— Start of Given entries —

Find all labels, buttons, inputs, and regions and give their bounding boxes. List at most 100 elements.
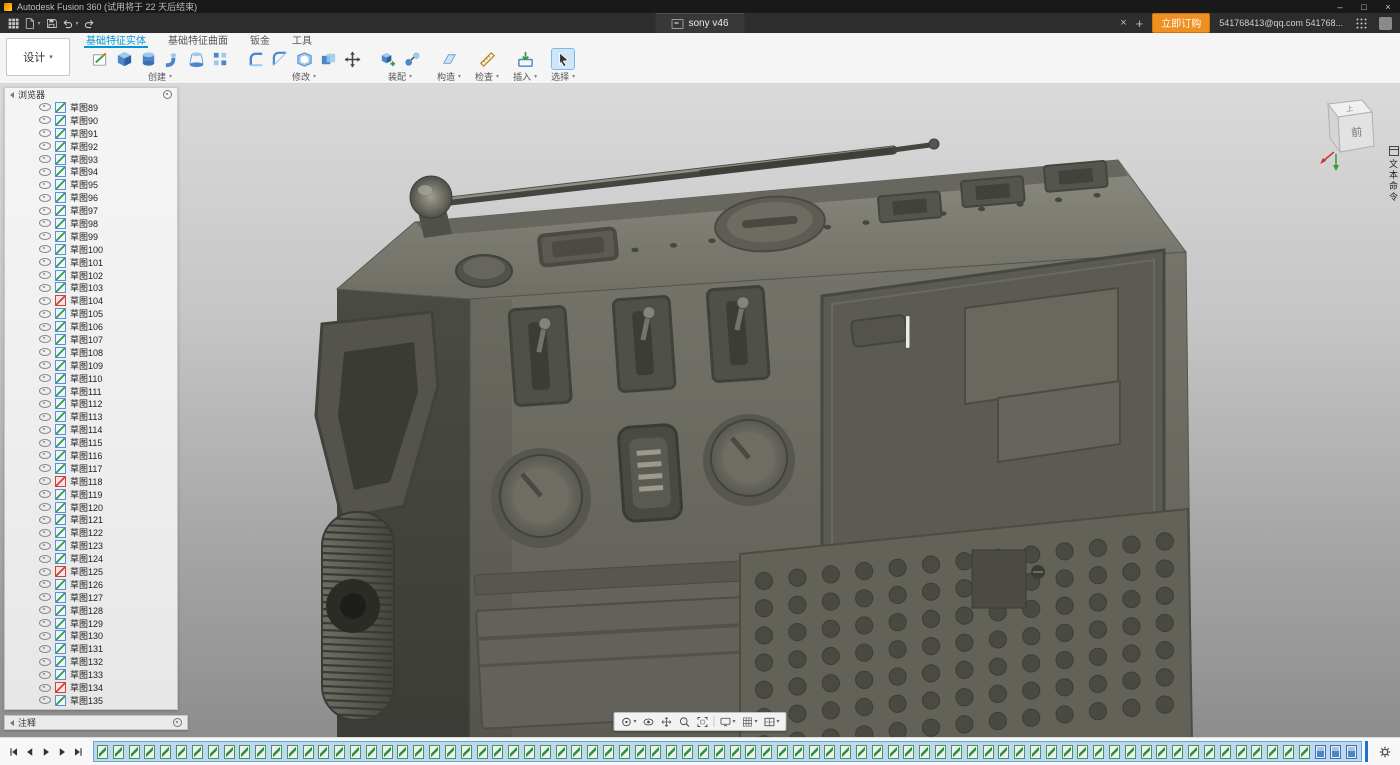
visibility-eye-icon[interactable] [39,245,51,253]
browser-item[interactable]: 草图135 [5,694,177,707]
timeline-sketch-icon[interactable] [192,745,203,759]
timeline-sketch-icon[interactable] [492,745,503,759]
ribbon-tab[interactable]: 基础特征曲面 [166,33,230,48]
timeline-strip[interactable] [93,741,1368,762]
display-settings-button[interactable]: ▾ [716,713,738,730]
browser-item[interactable]: 草图102 [5,269,177,282]
visibility-eye-icon[interactable] [39,116,51,124]
visibility-eye-icon[interactable] [39,258,51,266]
timeline-sketch-icon[interactable] [350,745,361,759]
visibility-eye-icon[interactable] [39,168,51,176]
timeline-sketch-icon[interactable] [1251,745,1262,759]
timeline-sketch-icon[interactable] [872,745,883,759]
press-pull-button[interactable] [245,49,267,69]
ribbon-group-label[interactable]: 装配▾ [388,70,412,83]
browser-item[interactable]: 草图106 [5,320,177,333]
timeline-sketch-icon[interactable] [603,745,614,759]
timeline-sketch-icon[interactable] [1141,745,1152,759]
browser-item[interactable]: 草图105 [5,307,177,320]
timeline-sketch-icon[interactable] [666,745,677,759]
account-label[interactable]: 541768413@qq.com 541768... [1219,18,1343,28]
visibility-eye-icon[interactable] [39,142,51,150]
file-menu-button[interactable]: ▾ [23,14,41,32]
browser-item[interactable]: 草图118 [5,475,177,488]
subscribe-button[interactable]: 立即订购 [1152,13,1210,33]
visibility-eye-icon[interactable] [39,477,51,485]
close-window-button[interactable]: × [1376,0,1400,13]
visibility-eye-icon[interactable] [39,568,51,576]
timeline-sketch-icon[interactable] [1062,745,1073,759]
timeline-sketch-icon[interactable] [1093,745,1104,759]
browser-item[interactable]: 草图126 [5,578,177,591]
timeline-sketch-icon[interactable] [840,745,851,759]
browser-item[interactable]: 草图109 [5,359,177,372]
visibility-eye-icon[interactable] [39,413,51,421]
browser-item[interactable]: 草图101 [5,256,177,269]
browser-item[interactable]: 草图134 [5,681,177,694]
visibility-eye-icon[interactable] [39,529,51,537]
timeline-sketch-icon[interactable] [176,745,187,759]
timeline-sketch-icon[interactable] [397,745,408,759]
timeline-sketch-icon[interactable] [1188,745,1199,759]
visibility-eye-icon[interactable] [39,129,51,137]
browser-item[interactable]: 草图133 [5,668,177,681]
visibility-eye-icon[interactable] [39,684,51,692]
ribbon-group-label[interactable]: 检查▾ [475,70,499,83]
ribbon-group-label[interactable]: 插入▾ [513,70,537,83]
timeline-sketch-icon[interactable] [287,745,298,759]
timeline-sketch-icon[interactable] [413,745,424,759]
timeline-sketch-icon[interactable] [1172,745,1183,759]
orbit-button[interactable]: ▾ [617,713,639,730]
timeline-sketch-icon[interactable] [97,745,108,759]
visibility-eye-icon[interactable] [39,335,51,343]
visibility-eye-icon[interactable] [39,155,51,163]
timeline-selected-range[interactable] [93,741,1362,762]
browser-item[interactable]: 草图111 [5,385,177,398]
timeline-position-marker[interactable] [1365,741,1368,762]
timeline-sketch-icon[interactable] [113,745,124,759]
timeline-sketch-icon[interactable] [745,745,756,759]
browser-item[interactable]: 草图114 [5,423,177,436]
visibility-eye-icon[interactable] [39,503,51,511]
ribbon-tab[interactable]: 基础特征实体 [84,33,148,48]
ribbon-group-label[interactable]: 选择▾ [551,70,575,83]
visibility-eye-icon[interactable] [39,632,51,640]
timeline-sketch-icon[interactable] [714,745,725,759]
browser-item[interactable]: 草图132 [5,655,177,668]
timeline-sketch-icon[interactable] [508,745,519,759]
browser-item[interactable]: 草图125 [5,565,177,578]
avatar[interactable] [1379,17,1392,30]
close-tab-icon[interactable]: × [1120,18,1126,29]
timeline-sketch-icon[interactable] [777,745,788,759]
text-commands-tab[interactable]: 文本命令 [1387,146,1400,203]
visibility-eye-icon[interactable] [39,387,51,395]
browser-item[interactable]: 草图123 [5,539,177,552]
new-component-button[interactable] [377,49,399,69]
visibility-eye-icon[interactable] [39,194,51,202]
timeline-sketch-icon[interactable] [1236,745,1247,759]
visibility-eye-icon[interactable] [39,464,51,472]
timeline-sketch-icon[interactable] [540,745,551,759]
visibility-eye-icon[interactable] [39,426,51,434]
timeline-sketch-icon[interactable] [477,745,488,759]
visibility-eye-icon[interactable] [39,232,51,240]
top-slot[interactable] [539,228,618,266]
sweep-button[interactable] [161,49,183,69]
timeline-sketch-icon[interactable] [461,745,472,759]
browser-item[interactable]: 草图130 [5,630,177,643]
visibility-eye-icon[interactable] [39,348,51,356]
show-data-panel-button[interactable] [4,14,22,32]
redo-button[interactable] [80,14,98,32]
visibility-eye-icon[interactable] [39,645,51,653]
timeline-sketch-icon[interactable] [224,745,235,759]
timeline-sketch-icon[interactable] [129,745,140,759]
visibility-eye-icon[interactable] [39,361,51,369]
timeline-sketch-icon[interactable] [698,745,709,759]
timeline-sketch-icon[interactable] [1299,745,1310,759]
measure-button[interactable] [476,49,498,69]
visibility-eye-icon[interactable] [39,181,51,189]
comments-panel[interactable]: 注释 [4,715,188,730]
visibility-eye-icon[interactable] [39,593,51,601]
zoom-button[interactable] [675,713,693,730]
browser-item[interactable]: 草图113 [5,410,177,423]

— End of Given entries —

* [Task details]: Count the lines above that contain the string "ribbon", matching case exactly, and reply with the number alone.

* [Result]: 6